-- START Supplied records --

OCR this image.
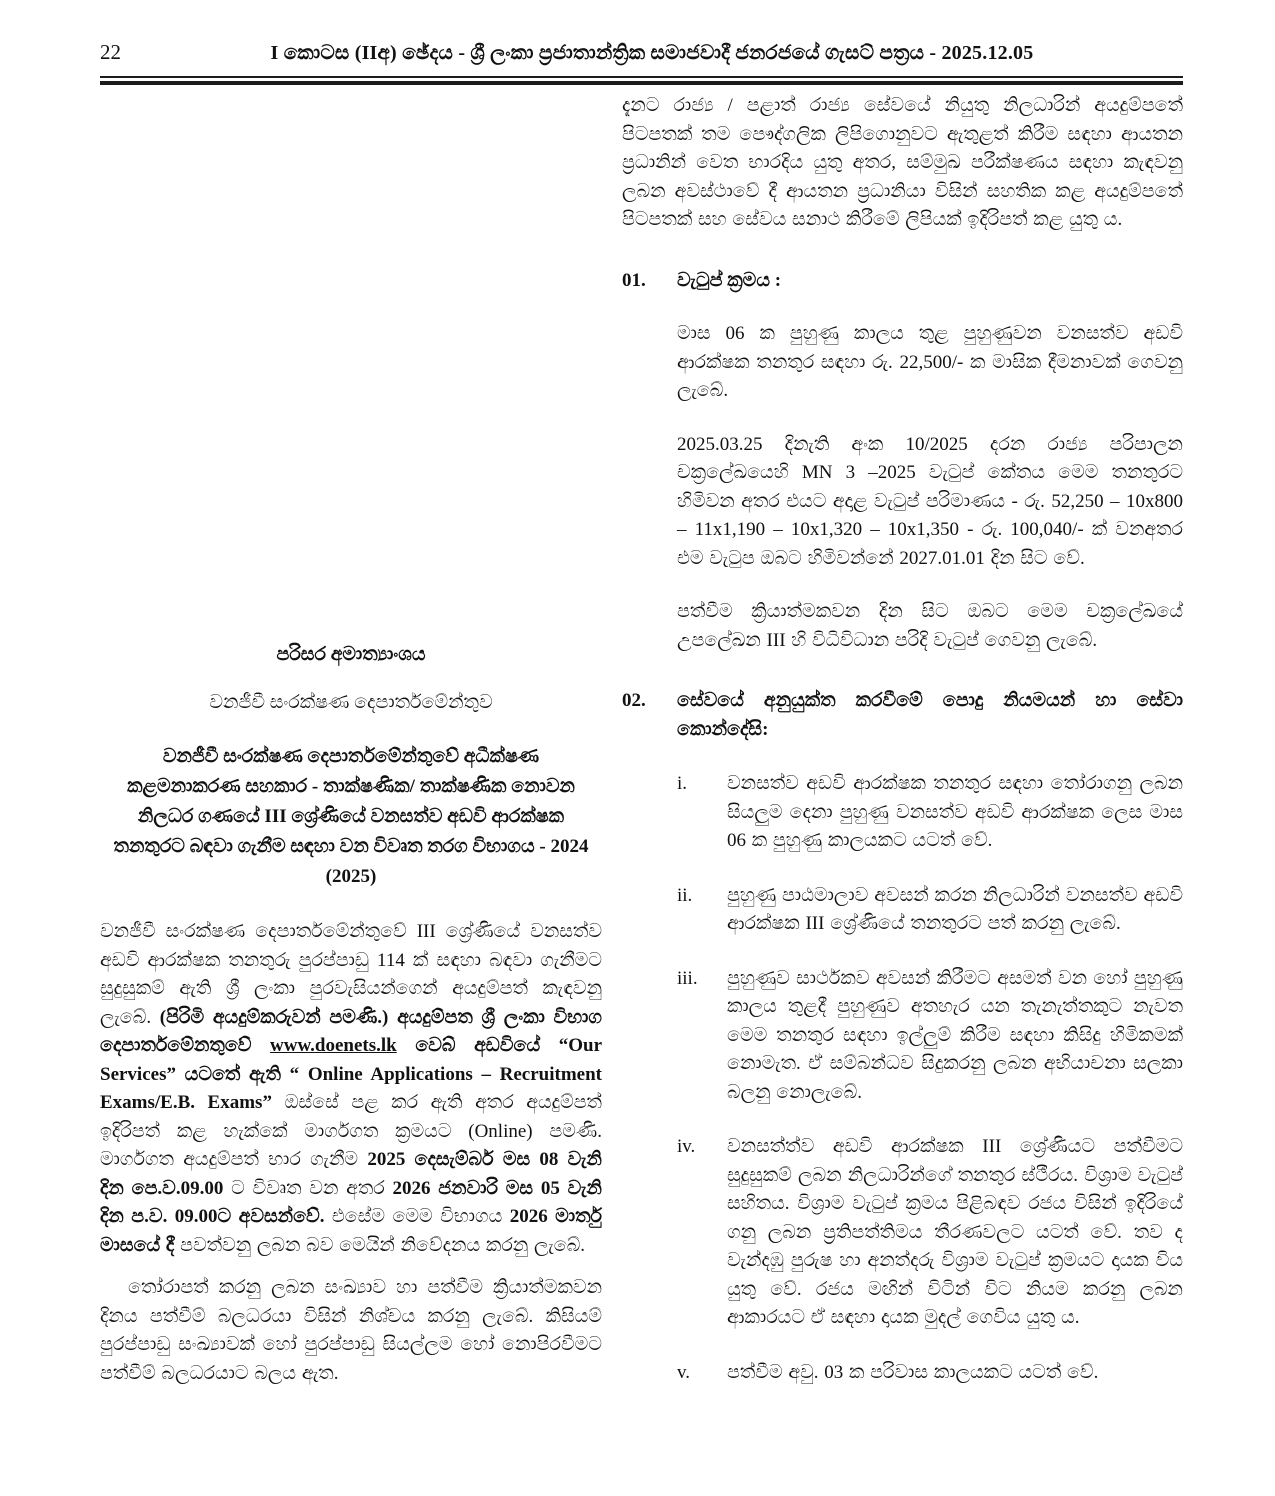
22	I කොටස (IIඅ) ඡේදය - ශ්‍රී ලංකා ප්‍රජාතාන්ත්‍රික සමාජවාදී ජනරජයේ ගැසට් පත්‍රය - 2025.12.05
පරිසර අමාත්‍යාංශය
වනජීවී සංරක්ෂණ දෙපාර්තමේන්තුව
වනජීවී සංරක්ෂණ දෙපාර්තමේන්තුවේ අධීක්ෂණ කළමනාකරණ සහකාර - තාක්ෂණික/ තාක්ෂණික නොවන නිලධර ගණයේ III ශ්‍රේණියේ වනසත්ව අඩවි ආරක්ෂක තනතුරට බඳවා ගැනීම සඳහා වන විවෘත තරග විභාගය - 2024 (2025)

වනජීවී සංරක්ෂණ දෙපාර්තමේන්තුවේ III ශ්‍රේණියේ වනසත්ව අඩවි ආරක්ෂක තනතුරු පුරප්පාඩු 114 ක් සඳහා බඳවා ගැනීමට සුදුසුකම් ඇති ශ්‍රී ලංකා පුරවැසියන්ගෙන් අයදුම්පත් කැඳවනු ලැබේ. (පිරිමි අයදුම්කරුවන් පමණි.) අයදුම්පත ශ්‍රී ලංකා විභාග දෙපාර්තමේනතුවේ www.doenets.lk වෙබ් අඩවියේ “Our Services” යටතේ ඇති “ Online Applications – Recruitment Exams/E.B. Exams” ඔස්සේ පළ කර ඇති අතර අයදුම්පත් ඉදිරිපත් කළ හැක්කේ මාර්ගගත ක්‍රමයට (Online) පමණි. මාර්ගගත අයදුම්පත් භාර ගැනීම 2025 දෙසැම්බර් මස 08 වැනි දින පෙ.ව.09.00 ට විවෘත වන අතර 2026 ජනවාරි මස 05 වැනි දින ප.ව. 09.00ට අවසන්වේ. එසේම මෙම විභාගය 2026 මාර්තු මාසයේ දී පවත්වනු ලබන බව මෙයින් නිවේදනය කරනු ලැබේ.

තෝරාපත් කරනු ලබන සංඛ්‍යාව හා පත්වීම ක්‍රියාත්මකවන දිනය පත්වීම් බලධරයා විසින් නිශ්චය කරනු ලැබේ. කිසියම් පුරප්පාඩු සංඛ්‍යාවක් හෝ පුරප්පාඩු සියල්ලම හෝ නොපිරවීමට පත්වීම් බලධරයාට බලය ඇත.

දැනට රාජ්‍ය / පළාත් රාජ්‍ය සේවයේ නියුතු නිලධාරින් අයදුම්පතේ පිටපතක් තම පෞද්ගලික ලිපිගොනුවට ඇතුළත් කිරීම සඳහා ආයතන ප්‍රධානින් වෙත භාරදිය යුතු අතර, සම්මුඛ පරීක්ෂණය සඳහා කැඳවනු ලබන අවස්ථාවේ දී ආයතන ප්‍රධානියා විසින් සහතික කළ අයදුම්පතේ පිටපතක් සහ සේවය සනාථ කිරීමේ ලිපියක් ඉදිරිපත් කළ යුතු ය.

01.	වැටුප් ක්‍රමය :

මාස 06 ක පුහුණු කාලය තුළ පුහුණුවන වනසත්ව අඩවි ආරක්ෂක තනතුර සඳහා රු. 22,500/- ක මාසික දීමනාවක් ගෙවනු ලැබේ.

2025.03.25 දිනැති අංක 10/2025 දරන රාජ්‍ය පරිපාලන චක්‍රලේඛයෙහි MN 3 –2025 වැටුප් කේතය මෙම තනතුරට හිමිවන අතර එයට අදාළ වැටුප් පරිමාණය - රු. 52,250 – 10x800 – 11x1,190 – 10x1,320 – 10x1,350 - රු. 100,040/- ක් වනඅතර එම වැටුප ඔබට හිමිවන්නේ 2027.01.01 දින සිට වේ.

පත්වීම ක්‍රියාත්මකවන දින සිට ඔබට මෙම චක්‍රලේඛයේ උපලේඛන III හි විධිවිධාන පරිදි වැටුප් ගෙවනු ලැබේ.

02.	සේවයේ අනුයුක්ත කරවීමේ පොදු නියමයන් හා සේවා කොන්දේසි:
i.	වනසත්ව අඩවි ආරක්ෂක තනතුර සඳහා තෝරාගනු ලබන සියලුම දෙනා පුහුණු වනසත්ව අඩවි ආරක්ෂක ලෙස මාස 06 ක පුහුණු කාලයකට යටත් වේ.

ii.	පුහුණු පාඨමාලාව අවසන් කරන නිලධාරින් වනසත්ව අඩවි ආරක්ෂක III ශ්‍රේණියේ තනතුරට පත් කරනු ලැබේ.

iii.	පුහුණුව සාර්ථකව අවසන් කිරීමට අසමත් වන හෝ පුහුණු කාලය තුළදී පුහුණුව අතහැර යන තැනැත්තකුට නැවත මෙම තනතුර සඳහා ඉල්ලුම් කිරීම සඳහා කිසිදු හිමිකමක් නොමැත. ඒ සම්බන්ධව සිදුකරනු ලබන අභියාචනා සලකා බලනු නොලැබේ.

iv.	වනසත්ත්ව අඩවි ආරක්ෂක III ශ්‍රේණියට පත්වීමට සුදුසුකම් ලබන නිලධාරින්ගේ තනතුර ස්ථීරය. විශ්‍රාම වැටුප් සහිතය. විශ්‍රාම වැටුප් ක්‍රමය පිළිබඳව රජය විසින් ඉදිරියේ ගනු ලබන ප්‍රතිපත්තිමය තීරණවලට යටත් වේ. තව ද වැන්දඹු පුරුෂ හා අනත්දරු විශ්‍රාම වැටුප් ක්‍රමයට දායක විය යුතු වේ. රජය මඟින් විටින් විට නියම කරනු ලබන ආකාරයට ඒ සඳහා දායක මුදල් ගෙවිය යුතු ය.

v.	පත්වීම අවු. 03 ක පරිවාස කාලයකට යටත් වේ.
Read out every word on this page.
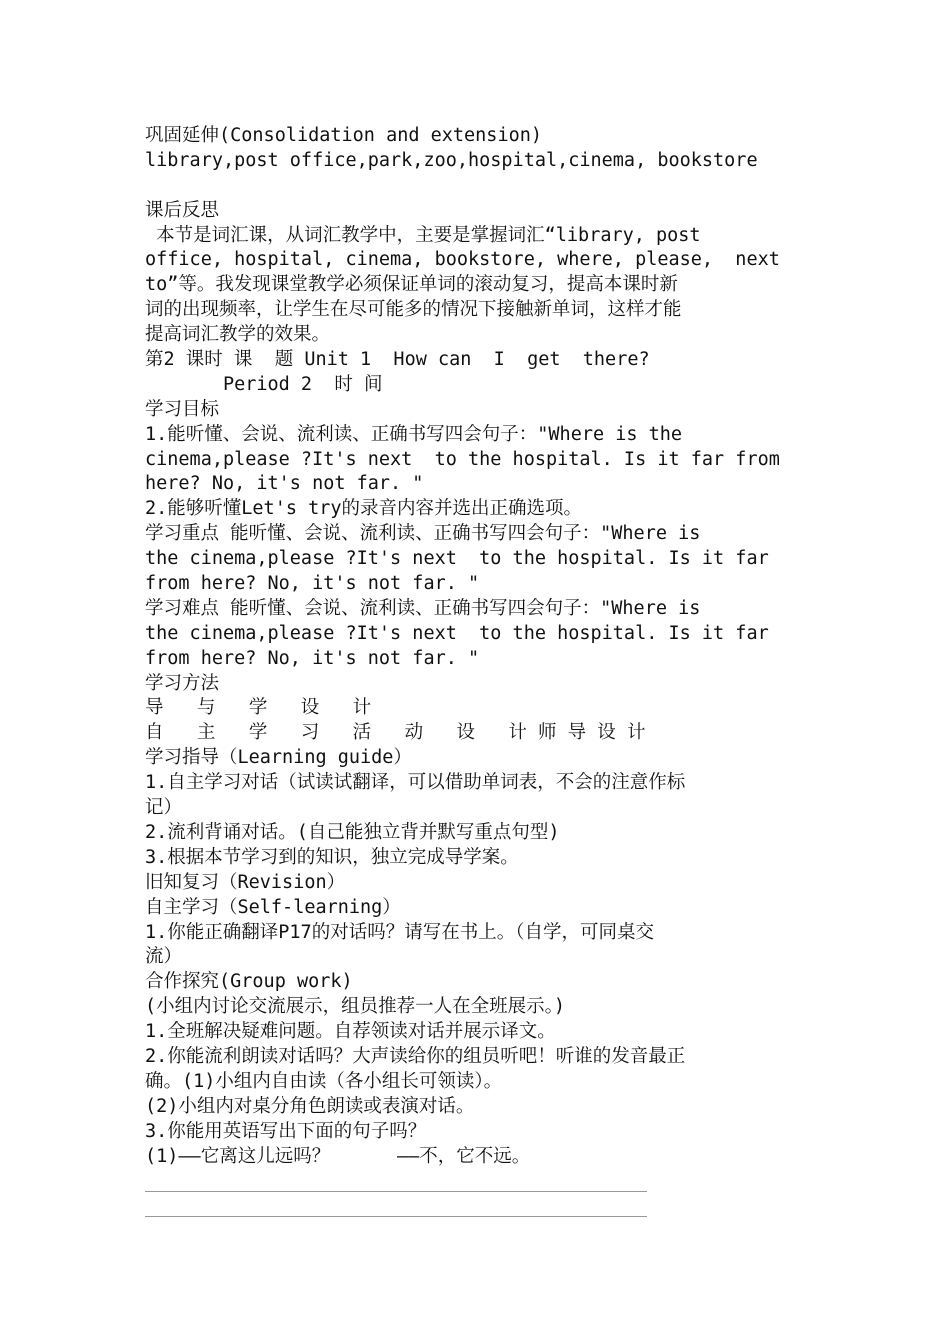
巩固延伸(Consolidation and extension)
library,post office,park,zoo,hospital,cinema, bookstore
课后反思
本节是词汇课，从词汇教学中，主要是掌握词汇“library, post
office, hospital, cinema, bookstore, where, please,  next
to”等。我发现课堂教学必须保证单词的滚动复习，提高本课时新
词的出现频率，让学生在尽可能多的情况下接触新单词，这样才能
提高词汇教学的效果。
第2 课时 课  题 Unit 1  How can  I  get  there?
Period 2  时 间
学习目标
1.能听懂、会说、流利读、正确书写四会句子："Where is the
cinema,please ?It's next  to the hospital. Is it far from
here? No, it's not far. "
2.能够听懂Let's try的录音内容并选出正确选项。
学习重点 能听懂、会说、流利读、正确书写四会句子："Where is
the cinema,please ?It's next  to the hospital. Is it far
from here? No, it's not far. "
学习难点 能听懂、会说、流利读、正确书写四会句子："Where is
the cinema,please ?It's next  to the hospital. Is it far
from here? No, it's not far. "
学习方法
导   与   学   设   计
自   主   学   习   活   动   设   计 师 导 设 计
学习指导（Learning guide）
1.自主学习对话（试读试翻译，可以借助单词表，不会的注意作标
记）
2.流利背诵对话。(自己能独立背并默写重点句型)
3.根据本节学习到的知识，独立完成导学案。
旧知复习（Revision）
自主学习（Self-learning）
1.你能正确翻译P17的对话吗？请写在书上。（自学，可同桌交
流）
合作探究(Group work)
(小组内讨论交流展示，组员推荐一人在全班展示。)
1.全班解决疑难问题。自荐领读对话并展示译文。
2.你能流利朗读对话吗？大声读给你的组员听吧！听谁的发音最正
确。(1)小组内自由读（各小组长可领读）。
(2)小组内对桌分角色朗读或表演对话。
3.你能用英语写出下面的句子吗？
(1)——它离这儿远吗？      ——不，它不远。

-- END Supplied records --

Would you return the data exactly as written, without the pictures?

Reply:
OCR this image.
22	I කොටස (IIඅ) ඡේදය - ශ්‍රී ලංකා ප්‍රජාතාන්ත්‍රික සමාජවාදී ජනරජයේ ගැසට් පත්‍රය - 2025.12.05
පරිසර අමාත්‍යාංශය
වනජීවී සංරක්ෂණ දෙපාර්තමේන්තුව
වනජීවී සංරක්ෂණ දෙපාර්තමේන්තුවේ අධීක්ෂණ කළමනාකරණ සහකාර - තාක්ෂණික/ තාක්ෂණික නොවන නිලධර ගණයේ III ශ්‍රේණියේ වනසත්ව අඩවි ආරක්ෂක තනතුරට බඳවා ගැනීම සඳහා වන විවෘත තරග විභාගය - 2024 (2025)

වනජීවී සංරක්ෂණ දෙපාර්තමේන්තුවේ III ශ්‍රේණියේ වනසත්ව අඩවි ආරක්ෂක තනතුරු පුරප්පාඩු 114 ක් සඳහා බඳවා ගැනීමට සුදුසුකම් ඇති ශ්‍රී ලංකා පුරවැසියන්ගෙන් අයදුම්පත් කැඳවනු ලැබේ. (පිරිමි අයදුම්කරුවන් පමණි.) අයදුම්පත ශ්‍රී ලංකා විභාග දෙපාර්තමේනතුවේ www.doenets.lk වෙබ් අඩවියේ “Our Services” යටතේ ඇති “ Online Applications – Recruitment Exams/E.B. Exams” ඔස්සේ පළ කර ඇති අතර අයදුම්පත් ඉදිරිපත් කළ හැක්කේ මාර්ගගත ක්‍රමයට (Online) පමණි. මාර්ගගත අයදුම්පත් භාර ගැනීම 2025 දෙසැම්බර් මස 08 වැනි දින පෙ.ව.09.00 ට විවෘත වන අතර 2026 ජනවාරි මස 05 වැනි දින ප.ව. 09.00ට අවසන්වේ. එසේම මෙම විභාගය 2026 මාර්තු මාසයේ දී පවත්වනු ලබන බව මෙයින් නිවේදනය කරනු ලැබේ.

තෝරාපත් කරනු ලබන සංඛ්‍යාව හා පත්වීම ක්‍රියාත්මකවන දිනය පත්වීම් බලධරයා විසින් නිශ්චය කරනු ලැබේ. කිසියම් පුරප්පාඩු සංඛ්‍යාවක් හෝ පුරප්පාඩු සියල්ලම හෝ නොපිරවීමට පත්වීම් බලධරයාට බලය ඇත.

දැනට රාජ්‍ය / පළාත් රාජ්‍ය සේවයේ නියුතු නිලධාරින් අයදුම්පතේ පිටපතක් තම පෞද්ගලික ලිපිගොනුවට ඇතුළත් කිරීම සඳහා ආයතන ප්‍රධානින් වෙත භාරදිය යුතු අතර, සම්මුඛ පරීක්ෂණය සඳහා කැඳවනු ලබන අවස්ථාවේ දී ආයතන ප්‍රධානියා විසින් සහතික කළ අයදුම්පතේ පිටපතක් සහ සේවය සනාථ කිරීමේ ලිපියක් ඉදිරිපත් කළ යුතු ය.

01.	වැටුප් ක්‍රමය :

මාස 06 ක පුහුණු කාලය තුළ පුහුණුවන වනසත්ව අඩවි ආරක්ෂක තනතුර සඳහා රු. 22,500/- ක මාසික දීමනාවක් ගෙවනු ලැබේ.

2025.03.25 දිනැති අංක 10/2025 දරන රාජ්‍ය පරිපාලන චක්‍රලේඛයෙහි MN 3 –2025 වැටුප් කේතය මෙම තනතුරට හිමිවන අතර එයට අදාළ වැටුප් පරිමාණය - රු. 52,250 – 10x800 – 11x1,190 – 10x1,320 – 10x1,350 - රු. 100,040/- ක් වනඅතර එම වැටුප ඔබට හිමිවන්නේ 2027.01.01 දින සිට වේ.

පත්වීම ක්‍රියාත්මකවන දින සිට ඔබට මෙම චක්‍රලේඛයේ උපලේඛන III හි විධිවිධාන පරිදි වැටුප් ගෙවනු ලැබේ.

02.	සේවයේ අනුයුක්ත කරවීමේ පොදු නියමයන් හා සේවා කොන්දේසි:
i.	වනසත්ව අඩවි ආරක්ෂක තනතුර සඳහා තෝරාගනු ලබන සියලුම දෙනා පුහුණු වනසත්ව අඩවි ආරක්ෂක ලෙස මාස 06 ක පුහුණු කාලයකට යටත් වේ.

ii.	පුහුණු පාඨමාලාව අවසන් කරන නිලධාරින් වනසත්ව අඩවි ආරක්ෂක III ශ්‍රේණියේ තනතුරට පත් කරනු ලැබේ.

iii.	පුහුණුව සාර්ථකව අවසන් කිරීමට අසමත් වන හෝ පුහුණු කාලය තුළදී පුහුණුව අතහැර යන තැනැත්තකුට නැවත මෙම තනතුර සඳහා ඉල්ලුම් කිරීම සඳහා කිසිදු හිමිකමක් නොමැත. ඒ සම්බන්ධව සිදුකරනු ලබන අභියාචනා සලකා බලනු නොලැබේ.

iv.	වනසත්ත්ව අඩවි ආරක්ෂක III ශ්‍රේණියට පත්වීමට සුදුසුකම් ලබන නිලධාරින්ගේ තනතුර ස්ථීරය. විශ්‍රාම වැටුප් සහිතය. විශ්‍රාම වැටුප් ක්‍රමය පිළිබඳව රජය විසින් ඉදිරියේ ගනු ලබන ප්‍රතිපත්තිමය තීරණවලට යටත් වේ. තව ද වැන්දඹු පුරුෂ හා අනත්දරු විශ්‍රාම වැටුප් ක්‍රමයට දායක විය යුතු වේ. රජය මඟින් විටින් විට නියම කරනු ලබන ආකාරයට ඒ සඳහා දායක මුදල් ගෙවිය යුතු ය.

v.	පත්වීම අවු. 03 ක පරිවාස කාලයකට යටත් වේ.
Read out every word on this page.
巩固延伸(Consolidation and extension)
library,post office,park,zoo,hospital,cinema, bookstore
课后反思
本节是词汇课，从词汇教学中，主要是掌握词汇“library, post
office, hospital, cinema, bookstore, where, please,  next
to”等。我发现课堂教学必须保证单词的滚动复习，提高本课时新
词的出现频率，让学生在尽可能多的情况下接触新单词，这样才能
提高词汇教学的效果。
第2 课时 课  题 Unit 1  How can  I  get  there?
Period 2  时 间
学习目标
1.能听懂、会说、流利读、正确书写四会句子："Where is the
cinema,please ?It's next  to the hospital. Is it far from
here? No, it's not far. "
2.能够听懂Let's try的录音内容并选出正确选项。
学习重点 能听懂、会说、流利读、正确书写四会句子："Where is
the cinema,please ?It's next  to the hospital. Is it far
from here? No, it's not far. "
学习难点 能听懂、会说、流利读、正确书写四会句子："Where is
the cinema,please ?It's next  to the hospital. Is it far
from here? No, it's not far. "
学习方法
导   与   学   设   计
自   主   学   习   活   动   设   计 师 导 设 计
学习指导（Learning guide）
1.自主学习对话（试读试翻译，可以借助单词表，不会的注意作标
记）
2.流利背诵对话。(自己能独立背并默写重点句型)
3.根据本节学习到的知识，独立完成导学案。
旧知复习（Revision）
自主学习（Self-learning）
1.你能正确翻译P17的对话吗？请写在书上。（自学，可同桌交
流）
合作探究(Group work)
(小组内讨论交流展示，组员推荐一人在全班展示。)
1.全班解决疑难问题。自荐领读对话并展示译文。
2.你能流利朗读对话吗？大声读给你的组员听吧！听谁的发音最正
确。(1)小组内自由读（各小组长可领读）。
(2)小组内对桌分角色朗读或表演对话。
3.你能用英语写出下面的句子吗？
(1)——它离这儿远吗？      ——不，它不远。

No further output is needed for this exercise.